» SHORT EXERCISE:
Count how many lines hold the string "Munich", and give only that number.
○ ○ ○ ○ ○
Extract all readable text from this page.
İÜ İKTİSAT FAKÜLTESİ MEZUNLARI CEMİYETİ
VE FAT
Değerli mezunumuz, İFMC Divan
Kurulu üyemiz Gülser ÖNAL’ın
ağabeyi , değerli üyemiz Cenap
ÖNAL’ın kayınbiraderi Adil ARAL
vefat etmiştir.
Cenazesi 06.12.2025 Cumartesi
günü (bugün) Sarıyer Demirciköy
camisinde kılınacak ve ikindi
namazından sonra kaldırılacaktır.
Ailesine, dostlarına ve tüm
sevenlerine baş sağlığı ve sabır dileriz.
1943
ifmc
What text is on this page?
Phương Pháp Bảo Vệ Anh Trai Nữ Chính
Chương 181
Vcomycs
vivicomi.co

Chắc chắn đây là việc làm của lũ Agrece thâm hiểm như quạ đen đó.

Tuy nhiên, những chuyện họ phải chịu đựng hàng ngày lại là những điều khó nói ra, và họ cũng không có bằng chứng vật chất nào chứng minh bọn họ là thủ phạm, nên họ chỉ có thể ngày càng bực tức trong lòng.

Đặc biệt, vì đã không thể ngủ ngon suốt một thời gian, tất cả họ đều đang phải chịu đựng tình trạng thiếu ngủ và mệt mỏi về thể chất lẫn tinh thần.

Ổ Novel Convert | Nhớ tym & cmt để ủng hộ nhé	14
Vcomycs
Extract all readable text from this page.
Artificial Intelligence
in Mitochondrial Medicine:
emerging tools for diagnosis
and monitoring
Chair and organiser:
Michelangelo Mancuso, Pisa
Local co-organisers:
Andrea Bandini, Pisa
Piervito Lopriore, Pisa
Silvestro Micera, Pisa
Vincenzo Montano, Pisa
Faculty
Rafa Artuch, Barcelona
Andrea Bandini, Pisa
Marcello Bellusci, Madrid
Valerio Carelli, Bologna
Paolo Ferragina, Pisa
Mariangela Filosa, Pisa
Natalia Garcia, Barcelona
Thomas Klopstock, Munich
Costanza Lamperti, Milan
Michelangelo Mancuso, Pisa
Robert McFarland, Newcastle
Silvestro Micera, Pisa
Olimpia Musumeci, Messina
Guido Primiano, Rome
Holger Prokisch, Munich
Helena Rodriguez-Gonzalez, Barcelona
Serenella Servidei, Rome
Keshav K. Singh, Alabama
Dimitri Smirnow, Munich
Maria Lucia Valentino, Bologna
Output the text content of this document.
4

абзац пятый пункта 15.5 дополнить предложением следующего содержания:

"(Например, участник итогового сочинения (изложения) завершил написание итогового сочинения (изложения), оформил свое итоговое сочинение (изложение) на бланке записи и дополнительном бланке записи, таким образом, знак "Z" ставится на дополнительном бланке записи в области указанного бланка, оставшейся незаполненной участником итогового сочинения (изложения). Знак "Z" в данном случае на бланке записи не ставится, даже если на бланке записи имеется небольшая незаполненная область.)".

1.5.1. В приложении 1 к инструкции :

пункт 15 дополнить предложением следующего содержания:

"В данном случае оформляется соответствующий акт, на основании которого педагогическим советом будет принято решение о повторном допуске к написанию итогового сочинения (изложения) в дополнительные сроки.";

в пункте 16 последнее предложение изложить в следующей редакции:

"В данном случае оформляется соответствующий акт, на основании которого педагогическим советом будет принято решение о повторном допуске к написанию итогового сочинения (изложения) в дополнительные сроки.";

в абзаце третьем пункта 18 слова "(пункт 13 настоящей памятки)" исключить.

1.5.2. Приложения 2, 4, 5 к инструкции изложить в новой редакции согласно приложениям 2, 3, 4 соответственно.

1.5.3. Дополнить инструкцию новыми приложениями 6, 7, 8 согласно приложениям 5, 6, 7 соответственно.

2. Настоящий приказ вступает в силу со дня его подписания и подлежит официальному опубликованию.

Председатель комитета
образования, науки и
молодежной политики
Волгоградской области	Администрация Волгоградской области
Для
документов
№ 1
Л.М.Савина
○ ○ ○ ○ ○
» PROBLEM SOLUTION:
3